§ WHAT IS ASKED: Make a verbatim copy of the entries below; pictures stay out.
begin ENTRIES PROVIDED
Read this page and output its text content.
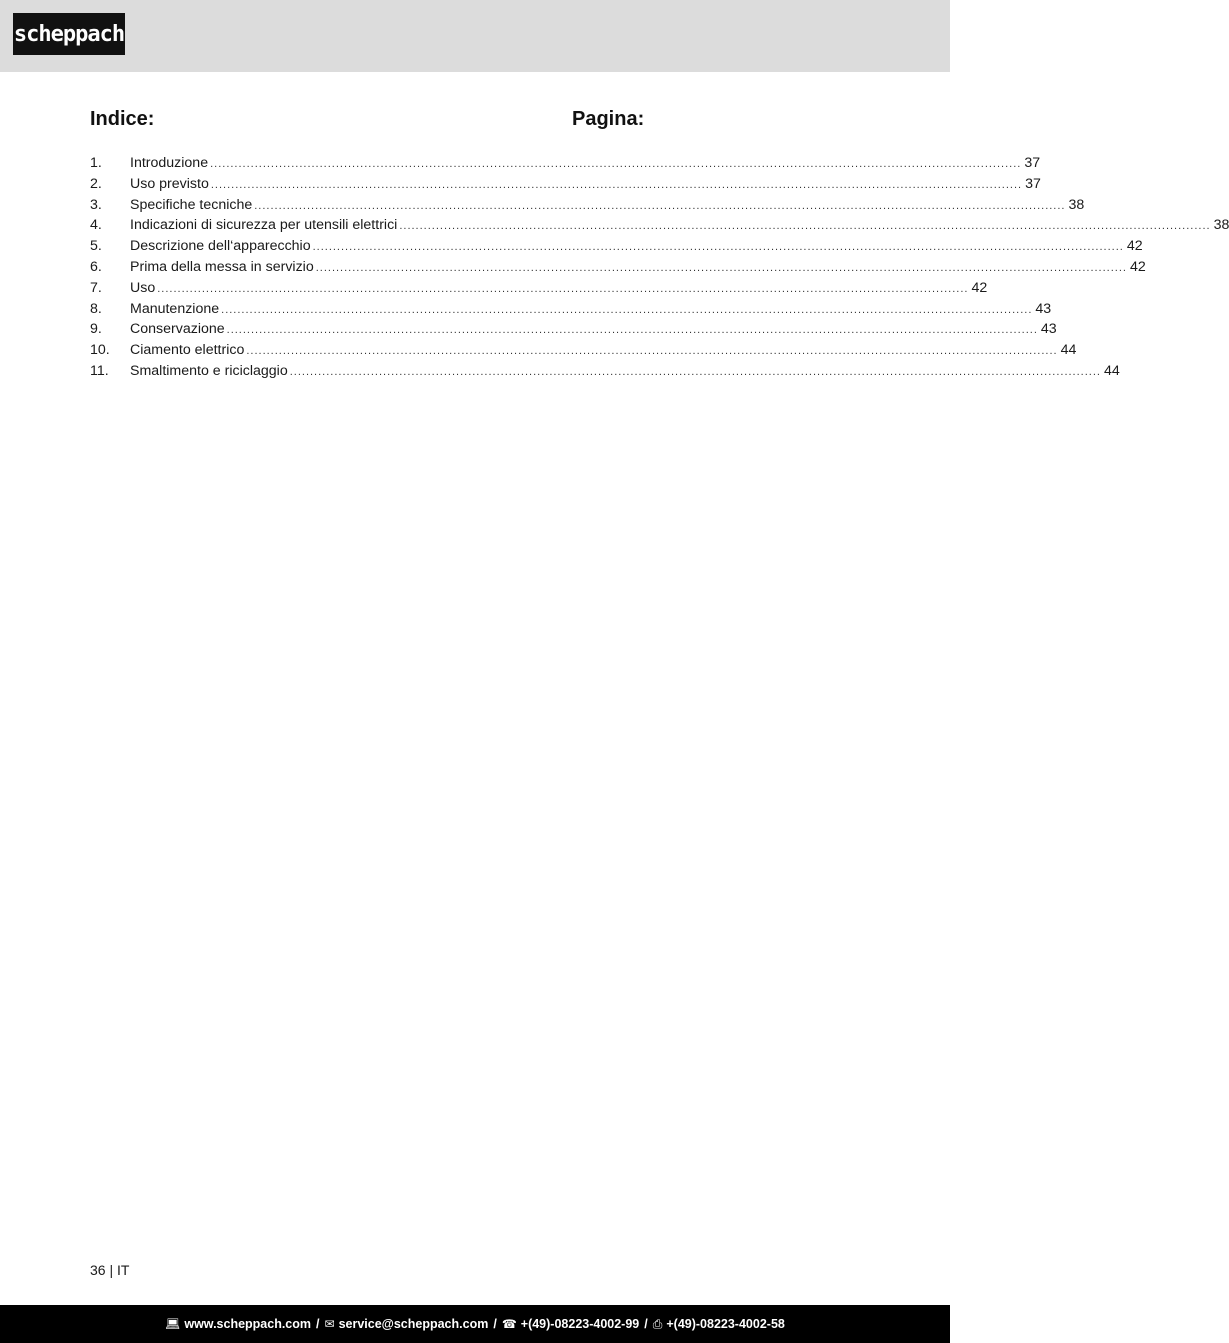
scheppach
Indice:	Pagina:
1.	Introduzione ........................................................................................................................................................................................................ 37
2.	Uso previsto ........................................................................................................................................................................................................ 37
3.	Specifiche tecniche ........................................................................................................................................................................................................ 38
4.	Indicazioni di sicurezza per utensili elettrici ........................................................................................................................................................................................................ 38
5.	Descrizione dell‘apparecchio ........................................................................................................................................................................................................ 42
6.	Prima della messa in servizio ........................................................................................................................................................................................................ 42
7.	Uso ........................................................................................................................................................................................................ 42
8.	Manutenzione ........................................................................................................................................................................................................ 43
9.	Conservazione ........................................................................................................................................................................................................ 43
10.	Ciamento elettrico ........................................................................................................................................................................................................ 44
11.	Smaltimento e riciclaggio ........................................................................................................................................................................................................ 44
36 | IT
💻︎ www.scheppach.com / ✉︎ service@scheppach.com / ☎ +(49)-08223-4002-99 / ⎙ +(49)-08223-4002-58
end ENTRIES PROVIDED
§ ANSWER:
Read this page and output its text content.
scheppach
Indice:	Pagina:
1.	Introduzione ........................................................................................................................................................................................................ 37
2.	Uso previsto ........................................................................................................................................................................................................ 37
3.	Specifiche tecniche ........................................................................................................................................................................................................ 38
4.	Indicazioni di sicurezza per utensili elettrici ........................................................................................................................................................................................................ 38
5.	Descrizione dell‘apparecchio ........................................................................................................................................................................................................ 42
6.	Prima della messa in servizio ........................................................................................................................................................................................................ 42
7.	Uso ........................................................................................................................................................................................................ 42
8.	Manutenzione ........................................................................................................................................................................................................ 43
9.	Conservazione ........................................................................................................................................................................................................ 43
10.	Ciamento elettrico ........................................................................................................................................................................................................ 44
11.	Smaltimento e riciclaggio ........................................................................................................................................................................................................ 44
36 | IT
💻︎ www.scheppach.com / ✉︎ service@scheppach.com / ☎ +(49)-08223-4002-99 / ⎙ +(49)-08223-4002-58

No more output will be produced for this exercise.